EXTRACT:
* * *
If satisfaction is the goal, what’s the KPI?

Most companies measure customer satisfaction. It’s an extremely important metric. But are you also measuring its leading indicator?

Last week, MarketOne’s partners spent time at our Boston headquarters, planning for the second half of the year. We had some great discussions around the future of B2B demand generation, our internal operations, and how to ensure we’re prioritizing the right initiatives.

This got me thinking about what makes us successful as a company. Our clients tend to stick with us year after year. Maintaining those relationships and ensuring they feel like MarketOne is their trusted partner is crucial. Of course, without fantastic people on our team to build that trust and make sure our clients are happy, we’d be nowhere.

But how do we make sure we’re keeping those clients happy? We regularly issue customer satisfaction surveys, measure our Net Promoter Score, solicit feedback, and course-correct when necessary. These things are a critical means of tracking progress and highlighting gaps.
* * *
WHAT YOU SHOULD DO: Retype everything in the customer satisfaction post from "Last week, MarketOne’s" down to "we’d be nowhere.". The records have no connection to the post on customer satisfaction.

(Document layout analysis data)
* * *
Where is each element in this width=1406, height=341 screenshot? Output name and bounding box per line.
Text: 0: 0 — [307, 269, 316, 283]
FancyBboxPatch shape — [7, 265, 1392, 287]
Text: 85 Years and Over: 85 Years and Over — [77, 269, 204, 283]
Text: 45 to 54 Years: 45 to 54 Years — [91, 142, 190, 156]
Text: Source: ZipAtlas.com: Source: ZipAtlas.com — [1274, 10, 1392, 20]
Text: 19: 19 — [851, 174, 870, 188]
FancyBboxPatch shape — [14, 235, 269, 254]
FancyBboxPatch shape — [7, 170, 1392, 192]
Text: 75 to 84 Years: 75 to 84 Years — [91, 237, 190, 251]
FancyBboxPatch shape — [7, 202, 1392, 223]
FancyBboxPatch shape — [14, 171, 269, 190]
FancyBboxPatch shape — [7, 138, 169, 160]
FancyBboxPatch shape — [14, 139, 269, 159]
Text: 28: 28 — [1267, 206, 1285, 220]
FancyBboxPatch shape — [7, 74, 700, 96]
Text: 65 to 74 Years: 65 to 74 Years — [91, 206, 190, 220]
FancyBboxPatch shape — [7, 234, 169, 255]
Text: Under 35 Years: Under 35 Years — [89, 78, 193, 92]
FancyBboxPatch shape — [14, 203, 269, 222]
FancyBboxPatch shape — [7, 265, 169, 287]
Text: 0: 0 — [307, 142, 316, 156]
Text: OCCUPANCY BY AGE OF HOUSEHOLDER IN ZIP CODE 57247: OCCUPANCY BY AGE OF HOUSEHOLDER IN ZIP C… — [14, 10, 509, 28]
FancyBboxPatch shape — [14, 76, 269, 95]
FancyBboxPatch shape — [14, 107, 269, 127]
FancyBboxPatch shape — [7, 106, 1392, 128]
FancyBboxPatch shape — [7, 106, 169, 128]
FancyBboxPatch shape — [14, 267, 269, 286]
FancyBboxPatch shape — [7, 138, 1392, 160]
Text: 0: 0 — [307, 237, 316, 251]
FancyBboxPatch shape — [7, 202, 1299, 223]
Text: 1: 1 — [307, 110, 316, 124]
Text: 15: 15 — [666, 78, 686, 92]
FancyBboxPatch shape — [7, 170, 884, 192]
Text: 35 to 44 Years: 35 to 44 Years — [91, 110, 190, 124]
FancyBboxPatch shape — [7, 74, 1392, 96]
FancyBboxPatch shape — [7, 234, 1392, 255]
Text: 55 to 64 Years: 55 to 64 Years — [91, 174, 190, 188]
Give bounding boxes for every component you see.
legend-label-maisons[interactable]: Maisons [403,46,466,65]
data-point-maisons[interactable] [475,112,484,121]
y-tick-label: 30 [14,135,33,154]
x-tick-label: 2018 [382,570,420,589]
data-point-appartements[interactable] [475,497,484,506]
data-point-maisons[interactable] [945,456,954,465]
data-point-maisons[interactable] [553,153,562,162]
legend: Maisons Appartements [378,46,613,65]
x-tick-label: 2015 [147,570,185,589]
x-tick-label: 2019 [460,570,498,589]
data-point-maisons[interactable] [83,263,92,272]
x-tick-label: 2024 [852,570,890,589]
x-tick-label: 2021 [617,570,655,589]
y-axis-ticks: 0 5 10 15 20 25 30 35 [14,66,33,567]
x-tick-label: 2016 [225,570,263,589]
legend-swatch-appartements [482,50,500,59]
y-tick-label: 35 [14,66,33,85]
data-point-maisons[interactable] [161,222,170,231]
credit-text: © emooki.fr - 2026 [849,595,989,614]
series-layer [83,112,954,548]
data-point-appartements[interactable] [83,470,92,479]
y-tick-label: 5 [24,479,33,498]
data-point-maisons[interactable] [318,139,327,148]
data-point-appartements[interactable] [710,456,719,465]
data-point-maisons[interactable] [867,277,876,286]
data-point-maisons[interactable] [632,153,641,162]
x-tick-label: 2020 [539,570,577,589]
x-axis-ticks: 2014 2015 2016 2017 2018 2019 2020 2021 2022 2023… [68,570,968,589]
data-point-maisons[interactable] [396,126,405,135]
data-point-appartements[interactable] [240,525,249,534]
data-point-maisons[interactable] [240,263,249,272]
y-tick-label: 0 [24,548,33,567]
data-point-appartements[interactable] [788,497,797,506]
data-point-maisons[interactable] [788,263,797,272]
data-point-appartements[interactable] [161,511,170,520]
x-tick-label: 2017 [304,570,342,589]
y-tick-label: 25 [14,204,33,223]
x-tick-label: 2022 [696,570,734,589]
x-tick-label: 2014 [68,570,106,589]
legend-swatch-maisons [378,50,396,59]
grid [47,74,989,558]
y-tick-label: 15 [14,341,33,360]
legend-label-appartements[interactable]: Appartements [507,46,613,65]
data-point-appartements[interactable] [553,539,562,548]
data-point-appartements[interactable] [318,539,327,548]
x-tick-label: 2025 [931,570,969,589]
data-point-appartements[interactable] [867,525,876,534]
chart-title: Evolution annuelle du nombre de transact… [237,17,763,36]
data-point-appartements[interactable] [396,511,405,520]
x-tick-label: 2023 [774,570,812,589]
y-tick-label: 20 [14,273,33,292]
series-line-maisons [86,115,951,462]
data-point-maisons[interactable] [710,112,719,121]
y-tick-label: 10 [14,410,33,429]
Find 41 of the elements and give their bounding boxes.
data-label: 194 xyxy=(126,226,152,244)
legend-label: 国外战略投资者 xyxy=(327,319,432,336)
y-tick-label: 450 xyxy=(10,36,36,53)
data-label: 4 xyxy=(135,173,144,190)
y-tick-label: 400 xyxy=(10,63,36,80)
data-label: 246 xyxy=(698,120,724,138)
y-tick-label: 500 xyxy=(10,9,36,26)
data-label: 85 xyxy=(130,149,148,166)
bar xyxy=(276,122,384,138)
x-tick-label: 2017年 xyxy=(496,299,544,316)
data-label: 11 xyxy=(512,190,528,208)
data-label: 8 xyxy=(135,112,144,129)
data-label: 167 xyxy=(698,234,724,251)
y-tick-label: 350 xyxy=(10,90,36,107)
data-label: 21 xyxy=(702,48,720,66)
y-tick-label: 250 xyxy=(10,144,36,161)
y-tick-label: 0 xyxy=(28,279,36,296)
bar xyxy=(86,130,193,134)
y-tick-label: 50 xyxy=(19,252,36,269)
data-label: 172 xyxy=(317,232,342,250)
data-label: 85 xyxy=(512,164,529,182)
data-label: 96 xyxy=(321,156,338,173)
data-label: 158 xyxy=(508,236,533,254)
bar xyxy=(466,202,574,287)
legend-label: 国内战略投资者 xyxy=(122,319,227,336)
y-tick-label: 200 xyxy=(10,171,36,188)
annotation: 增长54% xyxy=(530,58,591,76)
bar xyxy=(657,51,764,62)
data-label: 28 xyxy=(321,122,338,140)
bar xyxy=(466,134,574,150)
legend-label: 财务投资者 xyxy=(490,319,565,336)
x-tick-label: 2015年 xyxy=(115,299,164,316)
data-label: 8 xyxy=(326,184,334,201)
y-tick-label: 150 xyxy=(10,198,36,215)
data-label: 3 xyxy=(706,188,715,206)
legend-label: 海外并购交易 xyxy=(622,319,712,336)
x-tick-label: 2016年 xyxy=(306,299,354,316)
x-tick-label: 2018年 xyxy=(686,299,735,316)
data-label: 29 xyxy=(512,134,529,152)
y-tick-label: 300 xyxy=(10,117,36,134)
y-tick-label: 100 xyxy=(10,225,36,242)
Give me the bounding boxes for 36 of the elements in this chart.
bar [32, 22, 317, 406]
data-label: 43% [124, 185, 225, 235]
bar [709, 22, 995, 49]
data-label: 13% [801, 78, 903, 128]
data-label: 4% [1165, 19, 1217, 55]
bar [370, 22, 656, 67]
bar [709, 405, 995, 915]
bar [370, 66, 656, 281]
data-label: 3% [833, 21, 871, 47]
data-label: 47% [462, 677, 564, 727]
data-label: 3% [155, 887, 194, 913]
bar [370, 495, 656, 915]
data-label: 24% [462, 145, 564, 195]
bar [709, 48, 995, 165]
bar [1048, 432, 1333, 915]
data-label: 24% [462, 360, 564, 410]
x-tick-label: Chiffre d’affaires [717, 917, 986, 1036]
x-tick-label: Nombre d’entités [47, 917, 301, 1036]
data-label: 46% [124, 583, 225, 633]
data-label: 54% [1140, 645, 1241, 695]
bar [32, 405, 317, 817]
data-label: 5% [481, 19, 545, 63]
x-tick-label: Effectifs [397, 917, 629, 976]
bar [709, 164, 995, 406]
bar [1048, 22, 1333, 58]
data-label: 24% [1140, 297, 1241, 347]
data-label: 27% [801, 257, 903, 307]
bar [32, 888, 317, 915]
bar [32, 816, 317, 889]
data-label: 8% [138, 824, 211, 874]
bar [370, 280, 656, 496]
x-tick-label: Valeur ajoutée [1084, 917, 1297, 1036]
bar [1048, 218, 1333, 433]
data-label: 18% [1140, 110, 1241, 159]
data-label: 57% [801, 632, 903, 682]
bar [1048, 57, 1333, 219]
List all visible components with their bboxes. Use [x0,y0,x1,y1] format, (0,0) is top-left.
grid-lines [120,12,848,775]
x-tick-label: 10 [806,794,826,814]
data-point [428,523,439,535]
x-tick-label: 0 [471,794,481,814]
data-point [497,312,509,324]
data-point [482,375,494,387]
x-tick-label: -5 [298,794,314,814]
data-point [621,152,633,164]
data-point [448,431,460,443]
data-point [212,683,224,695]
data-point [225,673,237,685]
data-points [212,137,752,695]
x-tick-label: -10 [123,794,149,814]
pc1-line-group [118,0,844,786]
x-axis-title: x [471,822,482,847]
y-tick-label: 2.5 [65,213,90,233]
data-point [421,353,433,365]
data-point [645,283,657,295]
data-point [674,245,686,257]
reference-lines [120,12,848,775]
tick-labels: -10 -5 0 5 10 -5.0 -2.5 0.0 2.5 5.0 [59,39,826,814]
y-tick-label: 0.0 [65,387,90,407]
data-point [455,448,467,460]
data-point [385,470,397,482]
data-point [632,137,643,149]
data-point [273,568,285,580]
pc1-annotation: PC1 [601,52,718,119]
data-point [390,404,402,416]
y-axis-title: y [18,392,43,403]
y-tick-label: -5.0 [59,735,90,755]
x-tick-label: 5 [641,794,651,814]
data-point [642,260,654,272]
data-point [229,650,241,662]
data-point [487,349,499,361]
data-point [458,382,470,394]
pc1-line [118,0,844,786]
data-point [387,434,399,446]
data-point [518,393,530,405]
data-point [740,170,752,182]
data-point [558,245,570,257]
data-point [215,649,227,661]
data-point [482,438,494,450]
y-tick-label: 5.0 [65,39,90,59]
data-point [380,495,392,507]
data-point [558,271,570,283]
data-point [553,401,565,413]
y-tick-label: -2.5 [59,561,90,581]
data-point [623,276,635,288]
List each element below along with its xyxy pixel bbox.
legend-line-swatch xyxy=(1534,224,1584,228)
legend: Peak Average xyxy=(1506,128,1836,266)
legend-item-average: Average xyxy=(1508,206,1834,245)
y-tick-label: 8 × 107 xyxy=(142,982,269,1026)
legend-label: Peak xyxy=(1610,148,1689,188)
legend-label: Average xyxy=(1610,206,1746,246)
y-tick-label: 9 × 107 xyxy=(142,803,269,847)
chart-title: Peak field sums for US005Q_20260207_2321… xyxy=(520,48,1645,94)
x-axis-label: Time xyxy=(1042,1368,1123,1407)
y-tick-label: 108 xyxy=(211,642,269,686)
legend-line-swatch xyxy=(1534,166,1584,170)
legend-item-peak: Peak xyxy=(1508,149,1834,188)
* * *
TASK RESPONSE:
Last week, MarketOne’s partners spent time at our Boston headquarters, planning for the second half of the year. We had some great discussions around the future of B2B demand generation, our internal operations, and how to ensure we’re prioritizing the right initiatives.

This got me thinking about what makes us successful as a company. Our clients tend to stick with us year after year. Maintaining those relationships and ensuring they feel like MarketOne is their trusted partner is crucial. Of course, without fantastic people on our team to build that trust and make sure our clients are happy, we’d be nowhere.